MATERIALS PROVIDED:
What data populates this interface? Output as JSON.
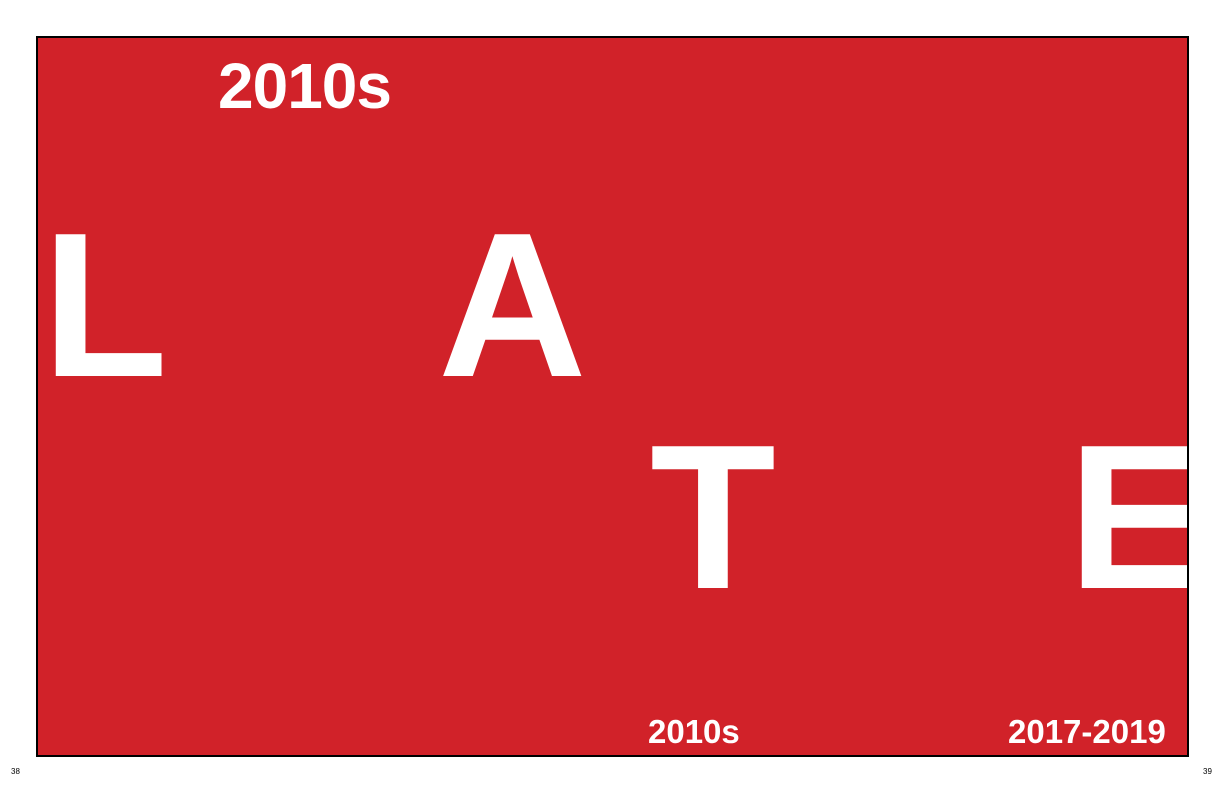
{
  "colors": {
    "panel_background": "#d12229",
    "panel_border": "#000000",
    "text": "#ffffff",
    "page_background": "#ffffff"
  },
  "spread": {
    "heading": "2010s",
    "letters": [
      "L",
      "A",
      "T",
      "E"
    ],
    "footer_decade": "2010s",
    "footer_years": "2017-2019"
  },
  "page_numbers": {
    "left": "38",
    "right": "39"
  }
}
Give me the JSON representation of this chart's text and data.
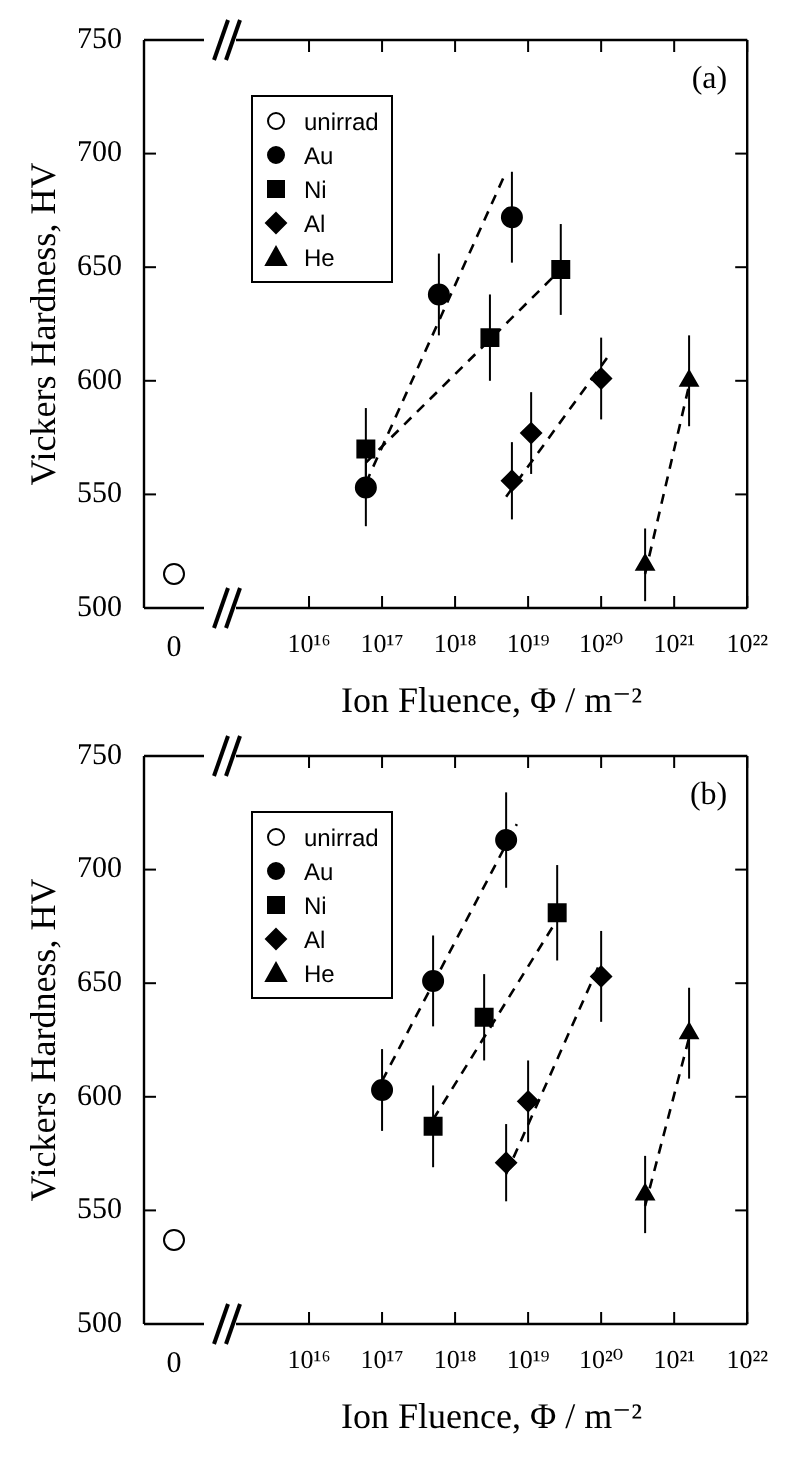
{
  "chart_data": [
    {
      "type": "scatter",
      "ylabel": "Vickers Hardness, HV",
      "categories": [
        "0"
      ],
      "ylim": [
        500,
        750
      ],
      "yticks": [
        500,
        550,
        600,
        650,
        700,
        750
      ],
      "series": [
        {
          "name": "unirrad",
          "color": "#ffffff",
          "marker": "circle",
          "values": [
            515
          ]
        }
      ]
    },
    {
      "type": "scatter",
      "xlabel": "Ion Fluence, Φ / m⁻²",
      "annotations": [
        "(a)"
      ],
      "log": "x",
      "xlim": [
        1000000000000000.0,
        1e+22
      ],
      "xticks": [
        {
          "value": 1e+16,
          "label": "10¹⁶"
        },
        {
          "value": 1e+17,
          "label": "10¹⁷"
        },
        {
          "value": 1e+18,
          "label": "10¹⁸"
        },
        {
          "value": 1e+19,
          "label": "10¹⁹"
        },
        {
          "value": 1e+20,
          "label": "10²⁰"
        },
        {
          "value": 1e+21,
          "label": "10²¹"
        },
        {
          "value": 1e+22,
          "label": "10²²"
        }
      ],
      "ylim": [
        500,
        750
      ],
      "yticks": [
        500,
        550,
        600,
        650,
        700,
        750
      ],
      "tick_labels": "x",
      "legend": "top left",
      "series": [
        {
          "name": "Au",
          "color": "#000000",
          "marker": "circle",
          "x": [
            6e+16,
            6e+17,
            6e+18
          ],
          "values": [
            553,
            638,
            672
          ],
          "errors": [
            17,
            18,
            20
          ]
        },
        {
          "name": "Ni",
          "color": "#000000",
          "marker": "square",
          "x": [
            6e+16,
            3e+18,
            2.8e+19
          ],
          "values": [
            570,
            619,
            649
          ],
          "errors": [
            18,
            19,
            20
          ]
        },
        {
          "name": "Al",
          "color": "#000000",
          "marker": "diamond",
          "x": [
            6e+18,
            1.1e+19,
            1e+20
          ],
          "values": [
            556,
            577,
            601
          ],
          "errors": [
            17,
            18,
            18
          ]
        },
        {
          "name": "He",
          "color": "#000000",
          "marker": "triangle",
          "x": [
            4e+20,
            1.6e+21
          ],
          "values": [
            519,
            600
          ],
          "errors": [
            16,
            20
          ]
        },
        {
          "type": "line",
          "color": "#000000",
          "marker": "none",
          "line_style": "dashed",
          "x": [
            6e+16,
            5e+18
          ],
          "values": [
            555,
            692
          ]
        },
        {
          "type": "line",
          "color": "#000000",
          "marker": "none",
          "line_style": "dashed",
          "x": [
            6e+16,
            2.8e+19
          ],
          "values": [
            564,
            649
          ]
        },
        {
          "type": "line",
          "color": "#000000",
          "marker": "none",
          "line_style": "dashed",
          "x": [
            5e+18,
            1.2e+20
          ],
          "values": [
            549,
            610
          ]
        },
        {
          "type": "line",
          "color": "#000000",
          "marker": "none",
          "line_style": "dashed",
          "x": [
            4e+20,
            1.6e+21
          ],
          "values": [
            515,
            598
          ]
        }
      ]
    },
    {
      "type": "scatter",
      "ylabel": "Vickers Hardness, HV",
      "categories": [
        "0"
      ],
      "ylim": [
        500,
        750
      ],
      "yticks": [
        500,
        550,
        600,
        650,
        700,
        750
      ],
      "series": [
        {
          "name": "unirrad",
          "color": "#ffffff",
          "marker": "circle",
          "values": [
            537
          ]
        }
      ]
    },
    {
      "type": "scatter",
      "xlabel": "Ion Fluence, Φ / m⁻²",
      "annotations": [
        "(b)"
      ],
      "log": "x",
      "xlim": [
        1000000000000000.0,
        1e+22
      ],
      "xticks": [
        {
          "value": 1e+16,
          "label": "10¹⁶"
        },
        {
          "value": 1e+17,
          "label": "10¹⁷"
        },
        {
          "value": 1e+18,
          "label": "10¹⁸"
        },
        {
          "value": 1e+19,
          "label": "10¹⁹"
        },
        {
          "value": 1e+20,
          "label": "10²⁰"
        },
        {
          "value": 1e+21,
          "label": "10²¹"
        },
        {
          "value": 1e+22,
          "label": "10²²"
        }
      ],
      "ylim": [
        500,
        750
      ],
      "yticks": [
        500,
        550,
        600,
        650,
        700,
        750
      ],
      "tick_labels": "x",
      "legend": "top left",
      "series": [
        {
          "name": "Au",
          "color": "#000000",
          "marker": "circle",
          "x": [
            1e+17,
            5e+17,
            5e+18
          ],
          "values": [
            603,
            651,
            713
          ],
          "errors": [
            18,
            20,
            21
          ]
        },
        {
          "name": "Ni",
          "color": "#000000",
          "marker": "square",
          "x": [
            5e+17,
            2.5e+18,
            2.5e+19
          ],
          "values": [
            587,
            635,
            681
          ],
          "errors": [
            18,
            19,
            21
          ]
        },
        {
          "name": "Al",
          "color": "#000000",
          "marker": "diamond",
          "x": [
            5e+18,
            1e+19,
            1e+20
          ],
          "values": [
            571,
            598,
            653
          ],
          "errors": [
            17,
            18,
            20
          ]
        },
        {
          "name": "He",
          "color": "#000000",
          "marker": "triangle",
          "x": [
            4e+20,
            1.6e+21
          ],
          "values": [
            557,
            628
          ],
          "errors": [
            17,
            20
          ]
        },
        {
          "type": "line",
          "color": "#000000",
          "marker": "none",
          "line_style": "dashed",
          "x": [
            1e+17,
            7e+18
          ],
          "values": [
            607,
            720
          ]
        },
        {
          "type": "line",
          "color": "#000000",
          "marker": "none",
          "line_style": "dashed",
          "x": [
            5e+17,
            2.5e+19
          ],
          "values": [
            590,
            678
          ]
        },
        {
          "type": "line",
          "color": "#000000",
          "marker": "none",
          "line_style": "dashed",
          "x": [
            5e+18,
            1e+20
          ],
          "values": [
            566,
            660
          ]
        },
        {
          "type": "line",
          "color": "#000000",
          "marker": "none",
          "line_style": "dashed",
          "x": [
            4e+20,
            1.6e+21
          ],
          "values": [
            552,
            626
          ]
        }
      ]
    }
  ]
}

WORK TO BE COMPLETED:
Write out all the entries again, word for word, and print no images.

EXERCISE RESPONSE:
What data populates this interface? Output as JSON.
{
  "colors": {
    "panel_background": "#d12229",
    "panel_border": "#000000",
    "text": "#ffffff",
    "page_background": "#ffffff"
  },
  "spread": {
    "heading": "2010s",
    "letters": [
      "L",
      "A",
      "T",
      "E"
    ],
    "footer_decade": "2010s",
    "footer_years": "2017-2019"
  },
  "page_numbers": {
    "left": "38",
    "right": "39"
  }
}
Give me the JSON representation of this chart's text and data.
{
  "chart_data": [
    {
      "type": "scatter",
      "ylabel": "Vickers Hardness, HV",
      "categories": [
        "0"
      ],
      "ylim": [
        500,
        750
      ],
      "yticks": [
        500,
        550,
        600,
        650,
        700,
        750
      ],
      "series": [
        {
          "name": "unirrad",
          "color": "#ffffff",
          "marker": "circle",
          "values": [
            515
          ]
        }
      ]
    },
    {
      "type": "scatter",
      "xlabel": "Ion Fluence, Φ / m⁻²",
      "annotations": [
        "(a)"
      ],
      "log": "x",
      "xlim": [
        1000000000000000.0,
        1e+22
      ],
      "xticks": [
        {
          "value": 1e+16,
          "label": "10¹⁶"
        },
        {
          "value": 1e+17,
          "label": "10¹⁷"
        },
        {
          "value": 1e+18,
          "label": "10¹⁸"
        },
        {
          "value": 1e+19,
          "label": "10¹⁹"
        },
        {
          "value": 1e+20,
          "label": "10²⁰"
        },
        {
          "value": 1e+21,
          "label": "10²¹"
        },
        {
          "value": 1e+22,
          "label": "10²²"
        }
      ],
      "ylim": [
        500,
        750
      ],
      "yticks": [
        500,
        550,
        600,
        650,
        700,
        750
      ],
      "tick_labels": "x",
      "legend": "top left",
      "series": [
        {
          "name": "Au",
          "color": "#000000",
          "marker": "circle",
          "x": [
            6e+16,
            6e+17,
            6e+18
          ],
          "values": [
            553,
            638,
            672
          ],
          "errors": [
            17,
            18,
            20
          ]
        },
        {
          "name": "Ni",
          "color": "#000000",
          "marker": "square",
          "x": [
            6e+16,
            3e+18,
            2.8e+19
          ],
          "values": [
            570,
            619,
            649
          ],
          "errors": [
            18,
            19,
            20
          ]
        },
        {
          "name": "Al",
          "color": "#000000",
          "marker": "diamond",
          "x": [
            6e+18,
            1.1e+19,
            1e+20
          ],
          "values": [
            556,
            577,
            601
          ],
          "errors": [
            17,
            18,
            18
          ]
        },
        {
          "name": "He",
          "color": "#000000",
          "marker": "triangle",
          "x": [
            4e+20,
            1.6e+21
          ],
          "values": [
            519,
            600
          ],
          "errors": [
            16,
            20
          ]
        },
        {
          "type": "line",
          "color": "#000000",
          "marker": "none",
          "line_style": "dashed",
          "x": [
            6e+16,
            5e+18
          ],
          "values": [
            555,
            692
          ]
        },
        {
          "type": "line",
          "color": "#000000",
          "marker": "none",
          "line_style": "dashed",
          "x": [
            6e+16,
            2.8e+19
          ],
          "values": [
            564,
            649
          ]
        },
        {
          "type": "line",
          "color": "#000000",
          "marker": "none",
          "line_style": "dashed",
          "x": [
            5e+18,
            1.2e+20
          ],
          "values": [
            549,
            610
          ]
        },
        {
          "type": "line",
          "color": "#000000",
          "marker": "none",
          "line_style": "dashed",
          "x": [
            4e+20,
            1.6e+21
          ],
          "values": [
            515,
            598
          ]
        }
      ]
    },
    {
      "type": "scatter",
      "ylabel": "Vickers Hardness, HV",
      "categories": [
        "0"
      ],
      "ylim": [
        500,
        750
      ],
      "yticks": [
        500,
        550,
        600,
        650,
        700,
        750
      ],
      "series": [
        {
          "name": "unirrad",
          "color": "#ffffff",
          "marker": "circle",
          "values": [
            537
          ]
        }
      ]
    },
    {
      "type": "scatter",
      "xlabel": "Ion Fluence, Φ / m⁻²",
      "annotations": [
        "(b)"
      ],
      "log": "x",
      "xlim": [
        1000000000000000.0,
        1e+22
      ],
      "xticks": [
        {
          "value": 1e+16,
          "label": "10¹⁶"
        },
        {
          "value": 1e+17,
          "label": "10¹⁷"
        },
        {
          "value": 1e+18,
          "label": "10¹⁸"
        },
        {
          "value": 1e+19,
          "label": "10¹⁹"
        },
        {
          "value": 1e+20,
          "label": "10²⁰"
        },
        {
          "value": 1e+21,
          "label": "10²¹"
        },
        {
          "value": 1e+22,
          "label": "10²²"
        }
      ],
      "ylim": [
        500,
        750
      ],
      "yticks": [
        500,
        550,
        600,
        650,
        700,
        750
      ],
      "tick_labels": "x",
      "legend": "top left",
      "series": [
        {
          "name": "Au",
          "color": "#000000",
          "marker": "circle",
          "x": [
            1e+17,
            5e+17,
            5e+18
          ],
          "values": [
            603,
            651,
            713
          ],
          "errors": [
            18,
            20,
            21
          ]
        },
        {
          "name": "Ni",
          "color": "#000000",
          "marker": "square",
          "x": [
            5e+17,
            2.5e+18,
            2.5e+19
          ],
          "values": [
            587,
            635,
            681
          ],
          "errors": [
            18,
            19,
            21
          ]
        },
        {
          "name": "Al",
          "color": "#000000",
          "marker": "diamond",
          "x": [
            5e+18,
            1e+19,
            1e+20
          ],
          "values": [
            571,
            598,
            653
          ],
          "errors": [
            17,
            18,
            20
          ]
        },
        {
          "name": "He",
          "color": "#000000",
          "marker": "triangle",
          "x": [
            4e+20,
            1.6e+21
          ],
          "values": [
            557,
            628
          ],
          "errors": [
            17,
            20
          ]
        },
        {
          "type": "line",
          "color": "#000000",
          "marker": "none",
          "line_style": "dashed",
          "x": [
            1e+17,
            7e+18
          ],
          "values": [
            607,
            720
          ]
        },
        {
          "type": "line",
          "color": "#000000",
          "marker": "none",
          "line_style": "dashed",
          "x": [
            5e+17,
            2.5e+19
          ],
          "values": [
            590,
            678
          ]
        },
        {
          "type": "line",
          "color": "#000000",
          "marker": "none",
          "line_style": "dashed",
          "x": [
            5e+18,
            1e+20
          ],
          "values": [
            566,
            660
          ]
        },
        {
          "type": "line",
          "color": "#000000",
          "marker": "none",
          "line_style": "dashed",
          "x": [
            4e+20,
            1.6e+21
          ],
          "values": [
            552,
            626
          ]
        }
      ]
    }
  ]
}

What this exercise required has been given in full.